# Record set:

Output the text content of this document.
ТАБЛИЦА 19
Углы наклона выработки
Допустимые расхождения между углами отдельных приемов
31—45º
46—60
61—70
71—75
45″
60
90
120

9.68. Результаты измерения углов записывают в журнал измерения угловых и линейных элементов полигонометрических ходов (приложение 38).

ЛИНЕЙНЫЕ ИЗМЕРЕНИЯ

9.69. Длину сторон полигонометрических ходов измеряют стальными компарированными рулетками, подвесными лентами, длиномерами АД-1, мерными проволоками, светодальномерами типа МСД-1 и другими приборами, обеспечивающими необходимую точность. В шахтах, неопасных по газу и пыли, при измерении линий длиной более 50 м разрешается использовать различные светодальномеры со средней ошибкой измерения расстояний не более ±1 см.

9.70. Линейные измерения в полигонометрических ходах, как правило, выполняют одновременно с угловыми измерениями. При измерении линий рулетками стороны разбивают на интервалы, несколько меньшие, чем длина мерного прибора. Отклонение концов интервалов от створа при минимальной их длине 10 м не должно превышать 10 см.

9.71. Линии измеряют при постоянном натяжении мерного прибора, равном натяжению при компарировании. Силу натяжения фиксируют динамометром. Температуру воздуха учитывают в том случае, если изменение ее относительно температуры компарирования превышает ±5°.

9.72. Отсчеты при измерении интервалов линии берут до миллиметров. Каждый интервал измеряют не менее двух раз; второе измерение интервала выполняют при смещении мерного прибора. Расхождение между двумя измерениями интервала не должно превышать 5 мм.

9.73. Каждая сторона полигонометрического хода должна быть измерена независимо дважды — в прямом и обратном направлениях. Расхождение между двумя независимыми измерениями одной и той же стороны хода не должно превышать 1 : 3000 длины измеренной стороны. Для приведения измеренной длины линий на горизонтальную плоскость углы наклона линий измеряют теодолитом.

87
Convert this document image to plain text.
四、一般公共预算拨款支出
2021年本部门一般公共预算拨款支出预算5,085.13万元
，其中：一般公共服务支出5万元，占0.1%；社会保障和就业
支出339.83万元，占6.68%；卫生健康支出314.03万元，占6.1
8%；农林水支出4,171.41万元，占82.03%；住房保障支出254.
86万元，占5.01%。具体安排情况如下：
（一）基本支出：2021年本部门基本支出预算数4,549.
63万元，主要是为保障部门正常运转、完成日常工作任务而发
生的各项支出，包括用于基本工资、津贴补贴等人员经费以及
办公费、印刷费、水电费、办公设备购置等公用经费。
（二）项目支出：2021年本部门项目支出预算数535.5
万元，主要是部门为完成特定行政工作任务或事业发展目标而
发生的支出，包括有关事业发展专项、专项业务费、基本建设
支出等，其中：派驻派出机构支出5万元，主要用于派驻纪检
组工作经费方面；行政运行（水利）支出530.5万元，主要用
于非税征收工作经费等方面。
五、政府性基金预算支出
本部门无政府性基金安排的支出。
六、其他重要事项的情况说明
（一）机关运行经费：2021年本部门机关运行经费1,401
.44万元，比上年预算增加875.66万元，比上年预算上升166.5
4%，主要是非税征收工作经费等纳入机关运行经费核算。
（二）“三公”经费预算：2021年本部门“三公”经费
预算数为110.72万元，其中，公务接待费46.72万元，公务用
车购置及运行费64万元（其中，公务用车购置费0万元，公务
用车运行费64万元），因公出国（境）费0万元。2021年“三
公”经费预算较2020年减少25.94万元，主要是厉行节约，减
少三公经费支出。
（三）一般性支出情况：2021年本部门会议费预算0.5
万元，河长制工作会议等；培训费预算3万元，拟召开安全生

# What is being asked:
Of the lines in the material, how many hold the word "наклона"? Reply with the number only.

# Exercise response:
2